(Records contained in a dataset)
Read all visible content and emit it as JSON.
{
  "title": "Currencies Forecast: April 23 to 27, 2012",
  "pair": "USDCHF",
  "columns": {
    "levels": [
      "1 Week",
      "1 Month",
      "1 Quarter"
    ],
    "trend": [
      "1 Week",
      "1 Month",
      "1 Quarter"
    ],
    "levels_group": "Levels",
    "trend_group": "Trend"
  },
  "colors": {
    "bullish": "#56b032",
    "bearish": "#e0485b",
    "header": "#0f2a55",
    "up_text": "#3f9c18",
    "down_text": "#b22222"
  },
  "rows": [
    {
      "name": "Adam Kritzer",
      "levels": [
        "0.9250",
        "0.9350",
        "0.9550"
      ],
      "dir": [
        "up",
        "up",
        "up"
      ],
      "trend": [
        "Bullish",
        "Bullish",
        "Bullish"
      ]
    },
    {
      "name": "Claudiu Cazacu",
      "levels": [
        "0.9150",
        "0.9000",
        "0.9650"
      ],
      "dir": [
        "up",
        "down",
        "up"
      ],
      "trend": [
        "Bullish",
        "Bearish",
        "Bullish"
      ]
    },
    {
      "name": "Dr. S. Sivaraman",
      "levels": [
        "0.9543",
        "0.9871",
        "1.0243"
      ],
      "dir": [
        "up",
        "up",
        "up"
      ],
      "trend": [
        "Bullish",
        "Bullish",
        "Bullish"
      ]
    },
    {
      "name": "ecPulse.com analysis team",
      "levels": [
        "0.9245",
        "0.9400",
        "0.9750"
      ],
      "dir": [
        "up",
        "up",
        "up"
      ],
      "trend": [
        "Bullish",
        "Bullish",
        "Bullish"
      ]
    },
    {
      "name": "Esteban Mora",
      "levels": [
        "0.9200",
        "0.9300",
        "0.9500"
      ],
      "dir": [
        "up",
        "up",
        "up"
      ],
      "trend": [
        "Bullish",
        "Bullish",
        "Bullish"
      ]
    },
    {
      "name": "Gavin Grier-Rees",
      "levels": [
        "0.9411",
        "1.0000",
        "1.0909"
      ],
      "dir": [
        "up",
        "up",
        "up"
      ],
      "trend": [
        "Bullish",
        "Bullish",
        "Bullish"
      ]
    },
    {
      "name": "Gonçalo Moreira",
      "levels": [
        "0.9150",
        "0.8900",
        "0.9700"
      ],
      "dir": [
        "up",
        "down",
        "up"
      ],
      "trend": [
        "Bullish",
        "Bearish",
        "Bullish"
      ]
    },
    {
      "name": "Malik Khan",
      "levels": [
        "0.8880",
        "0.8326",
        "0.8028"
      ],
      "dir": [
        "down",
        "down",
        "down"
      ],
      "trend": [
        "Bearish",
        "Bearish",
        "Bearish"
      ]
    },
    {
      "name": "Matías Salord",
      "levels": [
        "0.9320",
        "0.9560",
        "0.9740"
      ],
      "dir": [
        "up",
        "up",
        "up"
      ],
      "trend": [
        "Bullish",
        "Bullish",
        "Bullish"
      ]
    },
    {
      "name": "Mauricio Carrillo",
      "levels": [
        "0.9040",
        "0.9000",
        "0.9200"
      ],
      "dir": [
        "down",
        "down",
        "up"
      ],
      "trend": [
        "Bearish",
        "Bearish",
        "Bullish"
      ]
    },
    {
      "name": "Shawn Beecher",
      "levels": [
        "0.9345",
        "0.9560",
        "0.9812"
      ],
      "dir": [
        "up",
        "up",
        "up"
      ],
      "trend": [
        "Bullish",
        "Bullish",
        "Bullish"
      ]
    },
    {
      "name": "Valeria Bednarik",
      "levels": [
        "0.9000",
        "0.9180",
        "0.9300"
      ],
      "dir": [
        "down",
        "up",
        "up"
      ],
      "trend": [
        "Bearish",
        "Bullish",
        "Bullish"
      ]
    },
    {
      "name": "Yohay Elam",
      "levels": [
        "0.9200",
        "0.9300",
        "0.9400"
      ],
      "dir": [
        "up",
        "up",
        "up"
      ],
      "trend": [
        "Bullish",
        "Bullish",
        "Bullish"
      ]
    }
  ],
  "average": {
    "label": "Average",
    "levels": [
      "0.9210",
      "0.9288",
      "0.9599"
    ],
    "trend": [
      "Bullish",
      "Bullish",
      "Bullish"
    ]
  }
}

* Goal of the exercise
Please reproduce all of the entries exactly as they stand.

* Task output
Read all visible content and emit it as JSON.
{
  "title": "Currencies Forecast: April 23 to 27, 2012",
  "pair": "USDCHF",
  "columns": {
    "levels": [
      "1 Week",
      "1 Month",
      "1 Quarter"
    ],
    "trend": [
      "1 Week",
      "1 Month",
      "1 Quarter"
    ],
    "levels_group": "Levels",
    "trend_group": "Trend"
  },
  "colors": {
    "bullish": "#56b032",
    "bearish": "#e0485b",
    "header": "#0f2a55",
    "up_text": "#3f9c18",
    "down_text": "#b22222"
  },
  "rows": [
    {
      "name": "Adam Kritzer",
      "levels": [
        "0.9250",
        "0.9350",
        "0.9550"
      ],
      "dir": [
        "up",
        "up",
        "up"
      ],
      "trend": [
        "Bullish",
        "Bullish",
        "Bullish"
      ]
    },
    {
      "name": "Claudiu Cazacu",
      "levels": [
        "0.9150",
        "0.9000",
        "0.9650"
      ],
      "dir": [
        "up",
        "down",
        "up"
      ],
      "trend": [
        "Bullish",
        "Bearish",
        "Bullish"
      ]
    },
    {
      "name": "Dr. S. Sivaraman",
      "levels": [
        "0.9543",
        "0.9871",
        "1.0243"
      ],
      "dir": [
        "up",
        "up",
        "up"
      ],
      "trend": [
        "Bullish",
        "Bullish",
        "Bullish"
      ]
    },
    {
      "name": "ecPulse.com analysis team",
      "levels": [
        "0.9245",
        "0.9400",
        "0.9750"
      ],
      "dir": [
        "up",
        "up",
        "up"
      ],
      "trend": [
        "Bullish",
        "Bullish",
        "Bullish"
      ]
    },
    {
      "name": "Esteban Mora",
      "levels": [
        "0.9200",
        "0.9300",
        "0.9500"
      ],
      "dir": [
        "up",
        "up",
        "up"
      ],
      "trend": [
        "Bullish",
        "Bullish",
        "Bullish"
      ]
    },
    {
      "name": "Gavin Grier-Rees",
      "levels": [
        "0.9411",
        "1.0000",
        "1.0909"
      ],
      "dir": [
        "up",
        "up",
        "up"
      ],
      "trend": [
        "Bullish",
        "Bullish",
        "Bullish"
      ]
    },
    {
      "name": "Gonçalo Moreira",
      "levels": [
        "0.9150",
        "0.8900",
        "0.9700"
      ],
      "dir": [
        "up",
        "down",
        "up"
      ],
      "trend": [
        "Bullish",
        "Bearish",
        "Bullish"
      ]
    },
    {
      "name": "Malik Khan",
      "levels": [
        "0.8880",
        "0.8326",
        "0.8028"
      ],
      "dir": [
        "down",
        "down",
        "down"
      ],
      "trend": [
        "Bearish",
        "Bearish",
        "Bearish"
      ]
    },
    {
      "name": "Matías Salord",
      "levels": [
        "0.9320",
        "0.9560",
        "0.9740"
      ],
      "dir": [
        "up",
        "up",
        "up"
      ],
      "trend": [
        "Bullish",
        "Bullish",
        "Bullish"
      ]
    },
    {
      "name": "Mauricio Carrillo",
      "levels": [
        "0.9040",
        "0.9000",
        "0.9200"
      ],
      "dir": [
        "down",
        "down",
        "up"
      ],
      "trend": [
        "Bearish",
        "Bearish",
        "Bullish"
      ]
    },
    {
      "name": "Shawn Beecher",
      "levels": [
        "0.9345",
        "0.9560",
        "0.9812"
      ],
      "dir": [
        "up",
        "up",
        "up"
      ],
      "trend": [
        "Bullish",
        "Bullish",
        "Bullish"
      ]
    },
    {
      "name": "Valeria Bednarik",
      "levels": [
        "0.9000",
        "0.9180",
        "0.9300"
      ],
      "dir": [
        "down",
        "up",
        "up"
      ],
      "trend": [
        "Bearish",
        "Bullish",
        "Bullish"
      ]
    },
    {
      "name": "Yohay Elam",
      "levels": [
        "0.9200",
        "0.9300",
        "0.9400"
      ],
      "dir": [
        "up",
        "up",
        "up"
      ],
      "trend": [
        "Bullish",
        "Bullish",
        "Bullish"
      ]
    }
  ],
  "average": {
    "label": "Average",
    "levels": [
      "0.9210",
      "0.9288",
      "0.9599"
    ],
    "trend": [
      "Bullish",
      "Bullish",
      "Bullish"
    ]
  }
}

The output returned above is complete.